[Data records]
——————

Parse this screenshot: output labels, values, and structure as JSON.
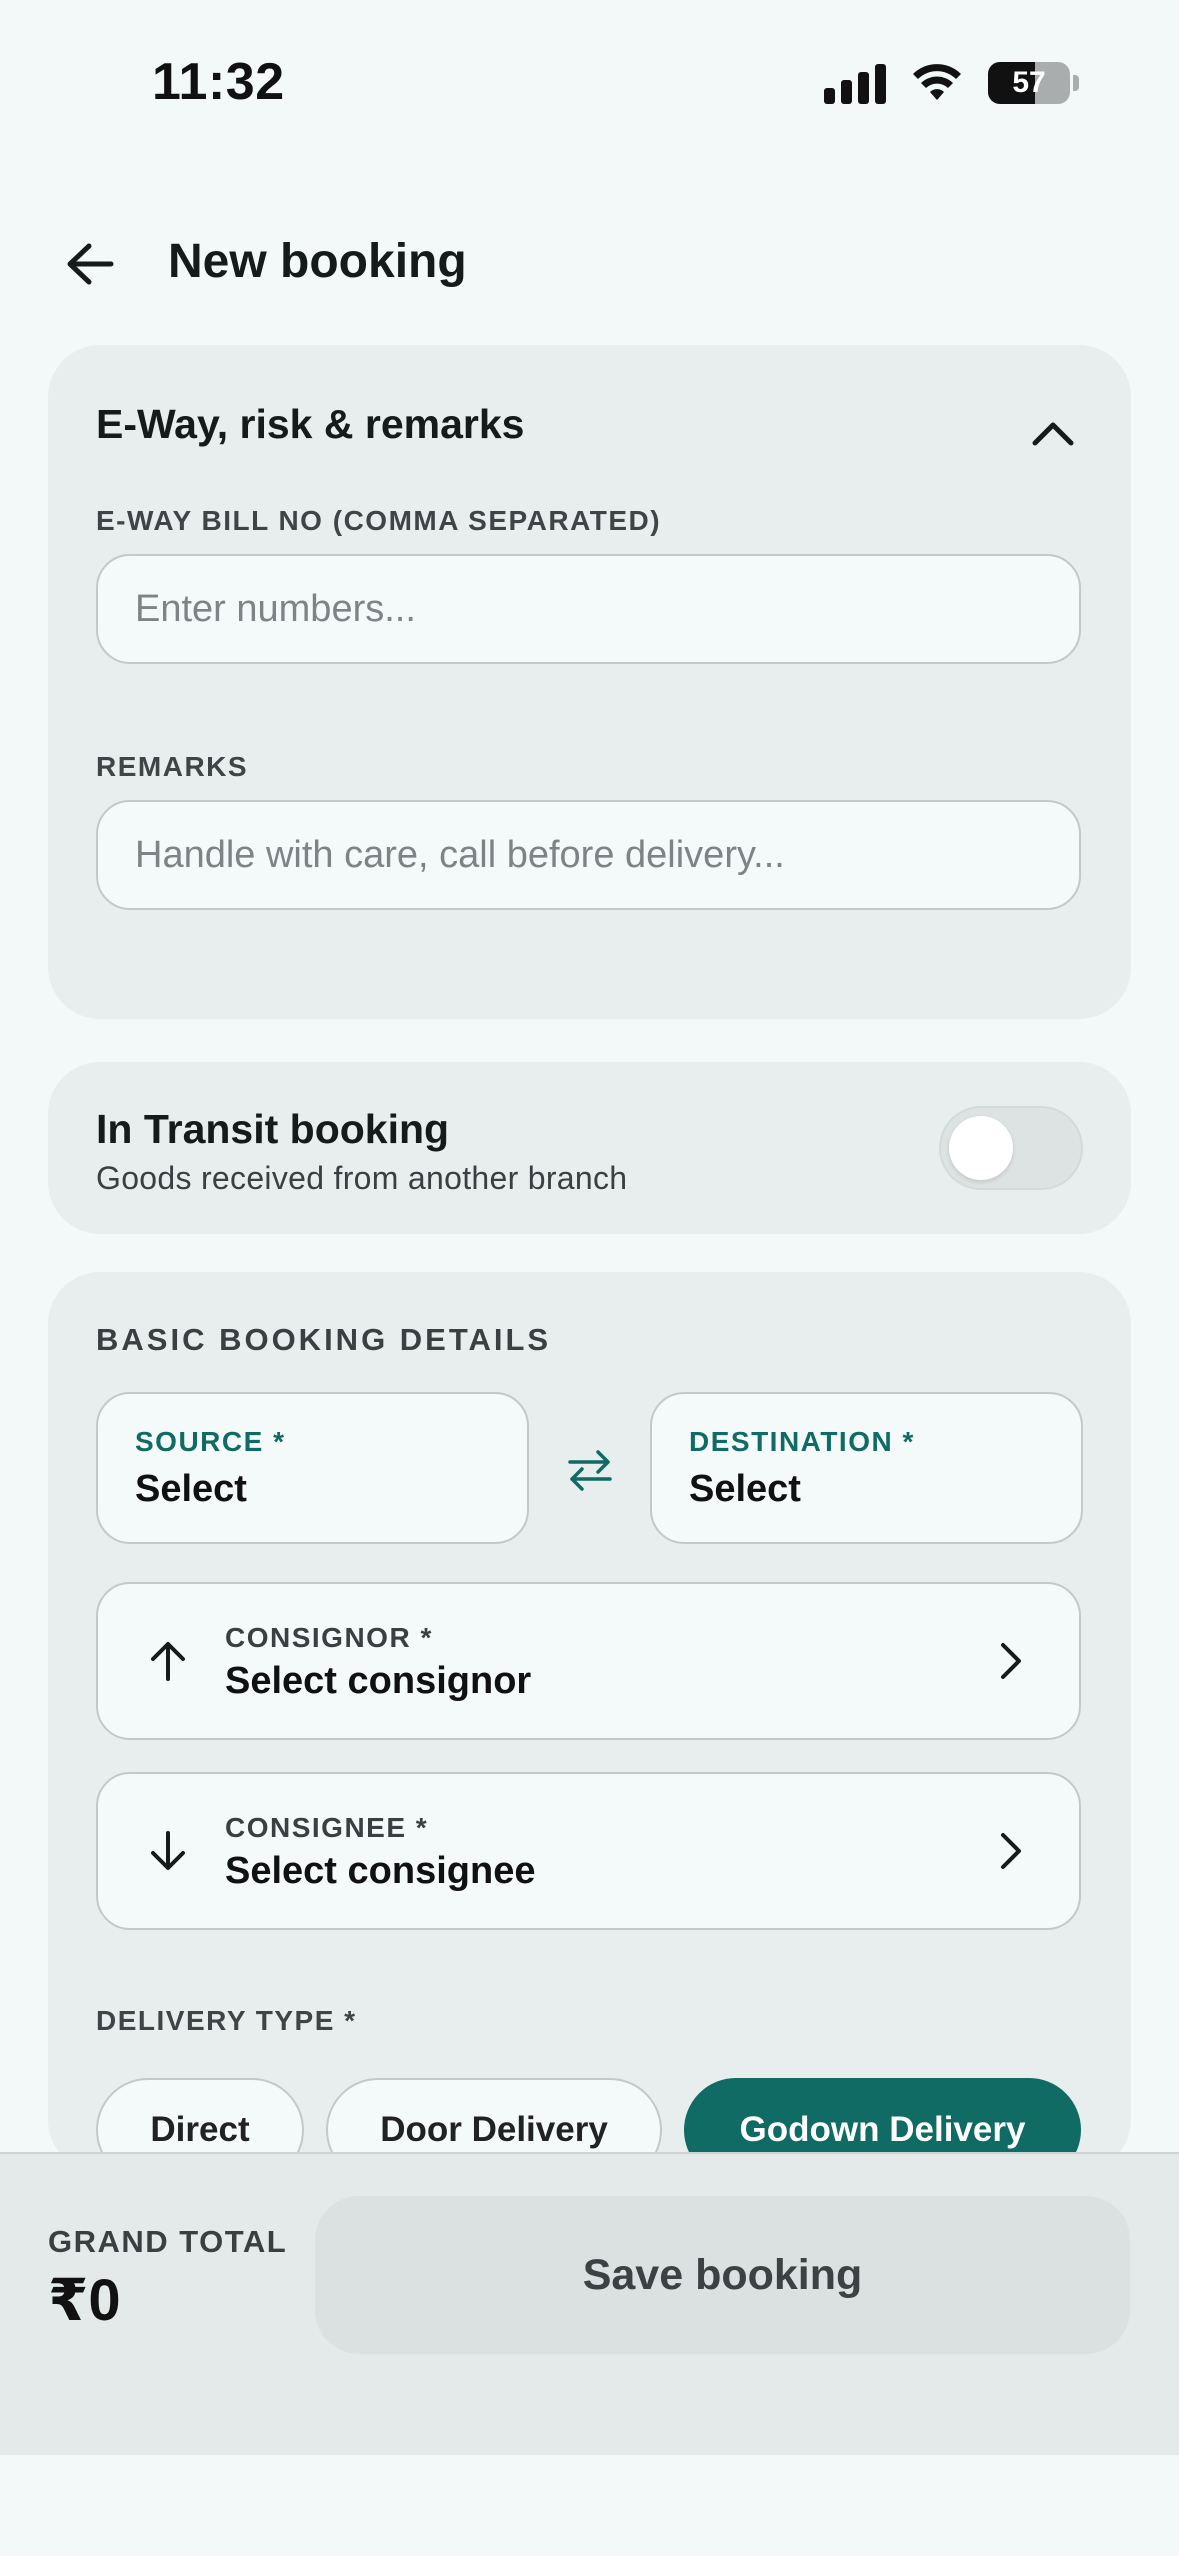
{
  "status_bar": {
    "time": "11:32",
    "battery": "57"
  },
  "header": {
    "title": "New booking"
  },
  "eway_section": {
    "title": "E-Way, risk & remarks",
    "eway_label": "E-WAY BILL NO (COMMA SEPARATED)",
    "eway_placeholder": "Enter numbers...",
    "eway_value": "",
    "remarks_label": "REMARKS",
    "remarks_placeholder": "Handle with care, call before delivery...",
    "remarks_value": ""
  },
  "transit": {
    "title": "In Transit booking",
    "subtitle": "Goods received from another branch",
    "enabled": false
  },
  "basic_details": {
    "title": "BASIC BOOKING DETAILS",
    "source_label": "SOURCE *",
    "source_value": "Select",
    "destination_label": "DESTINATION *",
    "destination_value": "Select",
    "consignor_label": "CONSIGNOR *",
    "consignor_value": "Select consignor",
    "consignee_label": "CONSIGNEE *",
    "consignee_value": "Select consignee",
    "delivery_type_label": "DELIVERY TYPE *",
    "delivery_options": [
      "Direct",
      "Door Delivery",
      "Godown Delivery"
    ],
    "delivery_selected": "Godown Delivery"
  },
  "footer": {
    "total_label": "GRAND TOTAL",
    "total_value": "₹0",
    "save_label": "Save booking"
  },
  "colors": {
    "accent": "#0f6b63",
    "background": "#f3f8f8",
    "card": "#e8eded"
  }
}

——————

Copy out the data above exactly, except the pictures.

_ANSWER IN FULL_
Parse this screenshot: output labels, values, and structure as JSON.
{
  "status_bar": {
    "time": "11:32",
    "battery": "57"
  },
  "header": {
    "title": "New booking"
  },
  "eway_section": {
    "title": "E-Way, risk & remarks",
    "eway_label": "E-WAY BILL NO (COMMA SEPARATED)",
    "eway_placeholder": "Enter numbers...",
    "eway_value": "",
    "remarks_label": "REMARKS",
    "remarks_placeholder": "Handle with care, call before delivery...",
    "remarks_value": ""
  },
  "transit": {
    "title": "In Transit booking",
    "subtitle": "Goods received from another branch",
    "enabled": false
  },
  "basic_details": {
    "title": "BASIC BOOKING DETAILS",
    "source_label": "SOURCE *",
    "source_value": "Select",
    "destination_label": "DESTINATION *",
    "destination_value": "Select",
    "consignor_label": "CONSIGNOR *",
    "consignor_value": "Select consignor",
    "consignee_label": "CONSIGNEE *",
    "consignee_value": "Select consignee",
    "delivery_type_label": "DELIVERY TYPE *",
    "delivery_options": [
      "Direct",
      "Door Delivery",
      "Godown Delivery"
    ],
    "delivery_selected": "Godown Delivery"
  },
  "footer": {
    "total_label": "GRAND TOTAL",
    "total_value": "₹0",
    "save_label": "Save booking"
  },
  "colors": {
    "accent": "#0f6b63",
    "background": "#f3f8f8",
    "card": "#e8eded"
  }
}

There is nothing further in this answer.